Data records
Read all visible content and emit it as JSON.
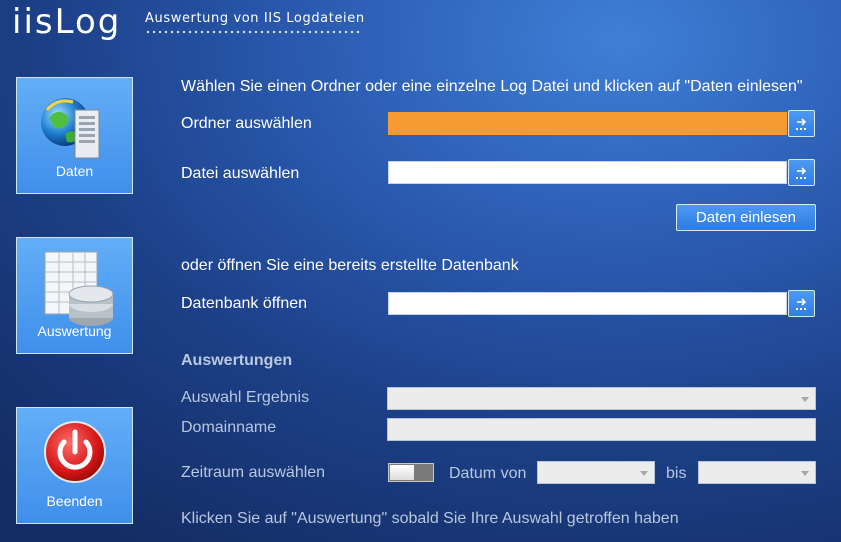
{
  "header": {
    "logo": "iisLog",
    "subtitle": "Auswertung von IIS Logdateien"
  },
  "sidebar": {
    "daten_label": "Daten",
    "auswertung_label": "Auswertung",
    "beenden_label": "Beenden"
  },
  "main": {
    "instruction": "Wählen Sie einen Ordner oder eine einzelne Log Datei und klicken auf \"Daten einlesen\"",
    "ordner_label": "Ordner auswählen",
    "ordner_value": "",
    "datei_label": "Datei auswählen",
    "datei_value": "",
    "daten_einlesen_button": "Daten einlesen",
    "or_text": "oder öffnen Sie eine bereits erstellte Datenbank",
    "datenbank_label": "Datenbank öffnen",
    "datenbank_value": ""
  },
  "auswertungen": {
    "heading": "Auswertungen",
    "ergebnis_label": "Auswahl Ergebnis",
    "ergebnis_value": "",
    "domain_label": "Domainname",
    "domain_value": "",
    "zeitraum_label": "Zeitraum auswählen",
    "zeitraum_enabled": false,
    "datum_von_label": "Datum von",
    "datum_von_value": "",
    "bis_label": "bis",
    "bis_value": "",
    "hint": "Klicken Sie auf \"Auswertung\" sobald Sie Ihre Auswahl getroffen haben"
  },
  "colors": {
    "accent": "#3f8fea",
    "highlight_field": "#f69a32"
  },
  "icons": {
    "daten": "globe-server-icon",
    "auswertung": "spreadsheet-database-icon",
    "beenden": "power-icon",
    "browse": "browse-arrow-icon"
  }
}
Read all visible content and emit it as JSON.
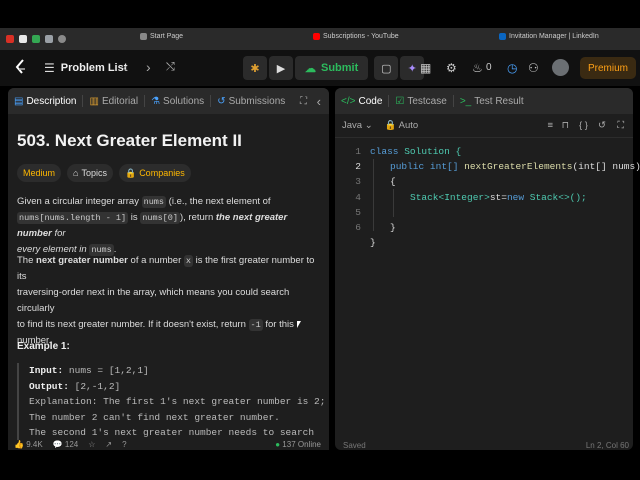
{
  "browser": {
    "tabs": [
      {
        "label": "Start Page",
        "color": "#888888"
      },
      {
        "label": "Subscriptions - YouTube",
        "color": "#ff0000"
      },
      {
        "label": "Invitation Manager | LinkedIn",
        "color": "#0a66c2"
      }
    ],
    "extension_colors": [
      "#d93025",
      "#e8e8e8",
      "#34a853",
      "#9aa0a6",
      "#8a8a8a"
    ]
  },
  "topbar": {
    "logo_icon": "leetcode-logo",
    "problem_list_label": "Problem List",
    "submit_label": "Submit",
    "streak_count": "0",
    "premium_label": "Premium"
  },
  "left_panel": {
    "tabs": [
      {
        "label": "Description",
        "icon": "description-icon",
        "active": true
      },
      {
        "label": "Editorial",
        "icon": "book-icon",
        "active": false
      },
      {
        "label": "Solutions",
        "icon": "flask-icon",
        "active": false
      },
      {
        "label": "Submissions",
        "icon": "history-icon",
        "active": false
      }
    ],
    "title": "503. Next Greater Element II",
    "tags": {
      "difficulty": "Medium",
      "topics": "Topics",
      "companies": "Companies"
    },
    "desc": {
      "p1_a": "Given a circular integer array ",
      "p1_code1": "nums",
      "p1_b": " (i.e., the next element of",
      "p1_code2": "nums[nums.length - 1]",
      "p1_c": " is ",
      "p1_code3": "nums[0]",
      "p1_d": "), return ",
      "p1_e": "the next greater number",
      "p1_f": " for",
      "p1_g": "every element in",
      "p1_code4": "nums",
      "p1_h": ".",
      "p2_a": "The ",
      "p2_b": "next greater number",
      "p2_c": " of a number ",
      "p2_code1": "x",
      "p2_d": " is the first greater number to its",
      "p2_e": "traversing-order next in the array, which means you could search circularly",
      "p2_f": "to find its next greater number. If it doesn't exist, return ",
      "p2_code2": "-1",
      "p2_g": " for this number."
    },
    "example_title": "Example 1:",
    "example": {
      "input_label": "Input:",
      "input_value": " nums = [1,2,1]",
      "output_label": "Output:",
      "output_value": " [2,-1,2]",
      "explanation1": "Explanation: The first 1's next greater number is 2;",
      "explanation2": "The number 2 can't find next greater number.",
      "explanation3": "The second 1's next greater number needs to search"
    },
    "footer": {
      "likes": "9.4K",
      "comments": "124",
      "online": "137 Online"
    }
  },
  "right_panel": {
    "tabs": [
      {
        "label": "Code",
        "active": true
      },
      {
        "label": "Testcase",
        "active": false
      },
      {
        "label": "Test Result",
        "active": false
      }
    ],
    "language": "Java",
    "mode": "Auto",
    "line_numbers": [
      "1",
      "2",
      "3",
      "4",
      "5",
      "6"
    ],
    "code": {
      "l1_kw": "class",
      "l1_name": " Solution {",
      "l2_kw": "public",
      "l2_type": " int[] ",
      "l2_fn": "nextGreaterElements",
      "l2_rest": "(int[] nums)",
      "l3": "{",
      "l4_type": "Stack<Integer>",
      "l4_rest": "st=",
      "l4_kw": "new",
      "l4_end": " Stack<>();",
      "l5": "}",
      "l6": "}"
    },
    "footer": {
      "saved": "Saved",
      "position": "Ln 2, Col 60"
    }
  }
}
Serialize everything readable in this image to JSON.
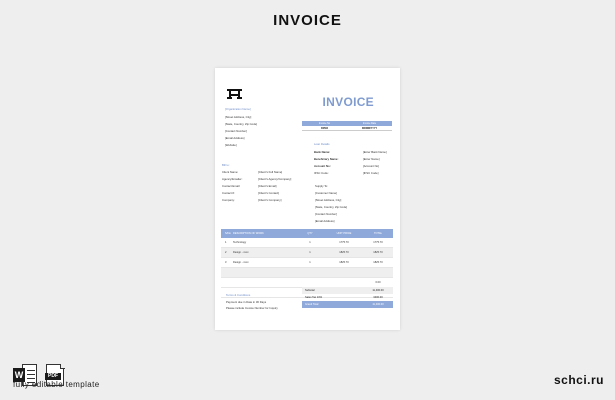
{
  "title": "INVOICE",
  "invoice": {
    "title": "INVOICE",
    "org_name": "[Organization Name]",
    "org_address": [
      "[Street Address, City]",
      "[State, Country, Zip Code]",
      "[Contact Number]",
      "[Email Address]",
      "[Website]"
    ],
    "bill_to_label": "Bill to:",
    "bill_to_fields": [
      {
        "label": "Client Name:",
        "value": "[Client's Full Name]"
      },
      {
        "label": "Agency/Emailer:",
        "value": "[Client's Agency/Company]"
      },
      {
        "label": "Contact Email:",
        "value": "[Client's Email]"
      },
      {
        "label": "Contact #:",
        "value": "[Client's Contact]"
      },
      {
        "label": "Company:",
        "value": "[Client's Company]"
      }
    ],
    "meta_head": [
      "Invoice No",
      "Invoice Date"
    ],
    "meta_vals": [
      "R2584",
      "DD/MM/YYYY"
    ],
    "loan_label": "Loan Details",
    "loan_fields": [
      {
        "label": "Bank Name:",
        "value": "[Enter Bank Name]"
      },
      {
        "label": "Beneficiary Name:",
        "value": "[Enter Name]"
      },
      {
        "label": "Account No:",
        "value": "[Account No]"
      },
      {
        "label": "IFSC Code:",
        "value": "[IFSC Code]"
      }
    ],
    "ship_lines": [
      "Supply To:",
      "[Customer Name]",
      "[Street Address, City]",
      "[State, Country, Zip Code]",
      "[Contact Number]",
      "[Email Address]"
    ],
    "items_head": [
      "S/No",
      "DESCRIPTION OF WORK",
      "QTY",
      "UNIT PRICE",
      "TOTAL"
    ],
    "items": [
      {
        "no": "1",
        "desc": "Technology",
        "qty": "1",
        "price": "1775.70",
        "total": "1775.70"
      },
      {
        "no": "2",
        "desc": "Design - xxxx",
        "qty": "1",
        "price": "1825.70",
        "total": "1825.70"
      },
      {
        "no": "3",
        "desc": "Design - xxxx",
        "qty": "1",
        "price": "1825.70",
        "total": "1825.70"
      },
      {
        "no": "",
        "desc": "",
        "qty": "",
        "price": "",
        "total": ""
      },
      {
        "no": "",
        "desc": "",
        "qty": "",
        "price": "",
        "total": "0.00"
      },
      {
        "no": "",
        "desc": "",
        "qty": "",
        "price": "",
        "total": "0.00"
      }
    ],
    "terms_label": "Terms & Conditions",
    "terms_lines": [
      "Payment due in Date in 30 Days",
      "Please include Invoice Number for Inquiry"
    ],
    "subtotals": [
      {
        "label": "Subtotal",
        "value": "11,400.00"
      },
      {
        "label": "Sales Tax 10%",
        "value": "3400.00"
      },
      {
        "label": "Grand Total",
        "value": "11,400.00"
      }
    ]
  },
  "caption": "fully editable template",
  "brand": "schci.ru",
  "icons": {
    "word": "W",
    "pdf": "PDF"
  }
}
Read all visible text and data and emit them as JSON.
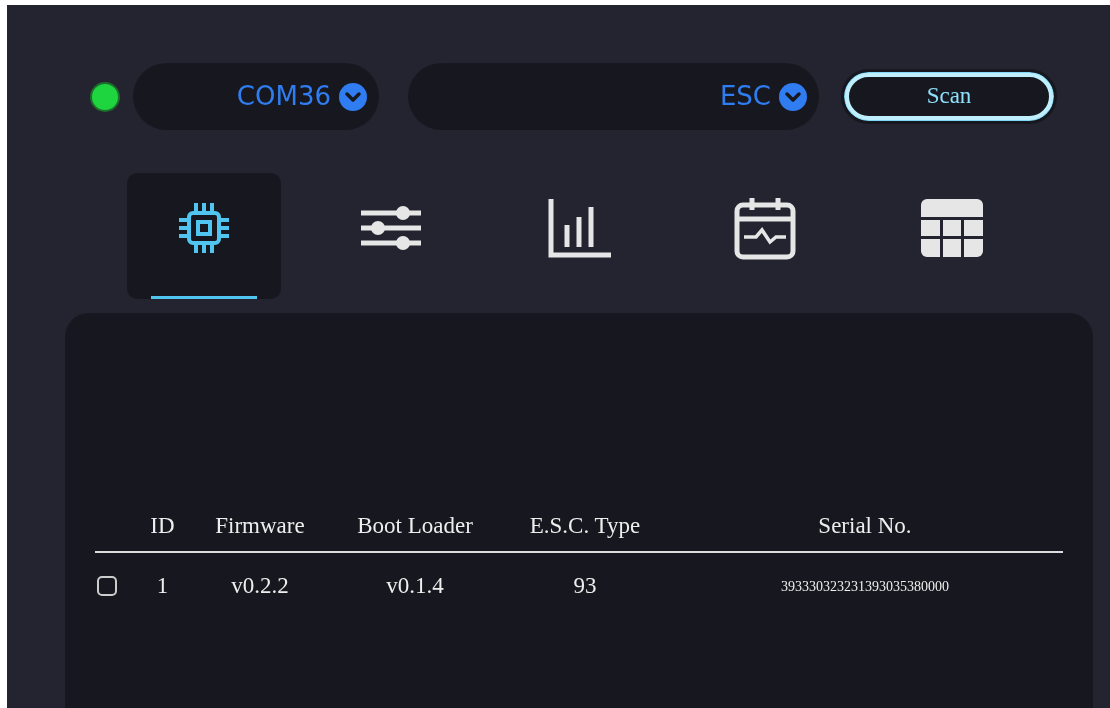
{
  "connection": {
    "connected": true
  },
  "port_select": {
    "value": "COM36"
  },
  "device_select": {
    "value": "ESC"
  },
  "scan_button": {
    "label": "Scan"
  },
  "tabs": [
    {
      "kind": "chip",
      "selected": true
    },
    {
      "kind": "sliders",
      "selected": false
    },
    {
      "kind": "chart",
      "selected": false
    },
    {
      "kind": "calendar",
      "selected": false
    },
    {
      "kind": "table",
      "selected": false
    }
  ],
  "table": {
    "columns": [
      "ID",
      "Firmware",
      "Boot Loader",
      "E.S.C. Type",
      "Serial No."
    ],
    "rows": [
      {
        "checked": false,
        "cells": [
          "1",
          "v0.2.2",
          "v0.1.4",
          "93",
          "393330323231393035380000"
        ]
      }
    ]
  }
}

→ **WHAT YOU NEED TO DO**: Find the line containing "Read all visible text", then extract it and every line after it to the end of the data above, exactly and nothing else, without pictures.

→ **FINAL RESULT**:
Read all visible text and data and emit them as JSON.
{
  "connection": {
    "connected": true
  },
  "port_select": {
    "value": "COM36"
  },
  "device_select": {
    "value": "ESC"
  },
  "scan_button": {
    "label": "Scan"
  },
  "tabs": [
    {
      "kind": "chip",
      "selected": true
    },
    {
      "kind": "sliders",
      "selected": false
    },
    {
      "kind": "chart",
      "selected": false
    },
    {
      "kind": "calendar",
      "selected": false
    },
    {
      "kind": "table",
      "selected": false
    }
  ],
  "table": {
    "columns": [
      "ID",
      "Firmware",
      "Boot Loader",
      "E.S.C. Type",
      "Serial No."
    ],
    "rows": [
      {
        "checked": false,
        "cells": [
          "1",
          "v0.2.2",
          "v0.1.4",
          "93",
          "393330323231393035380000"
        ]
      }
    ]
  }
}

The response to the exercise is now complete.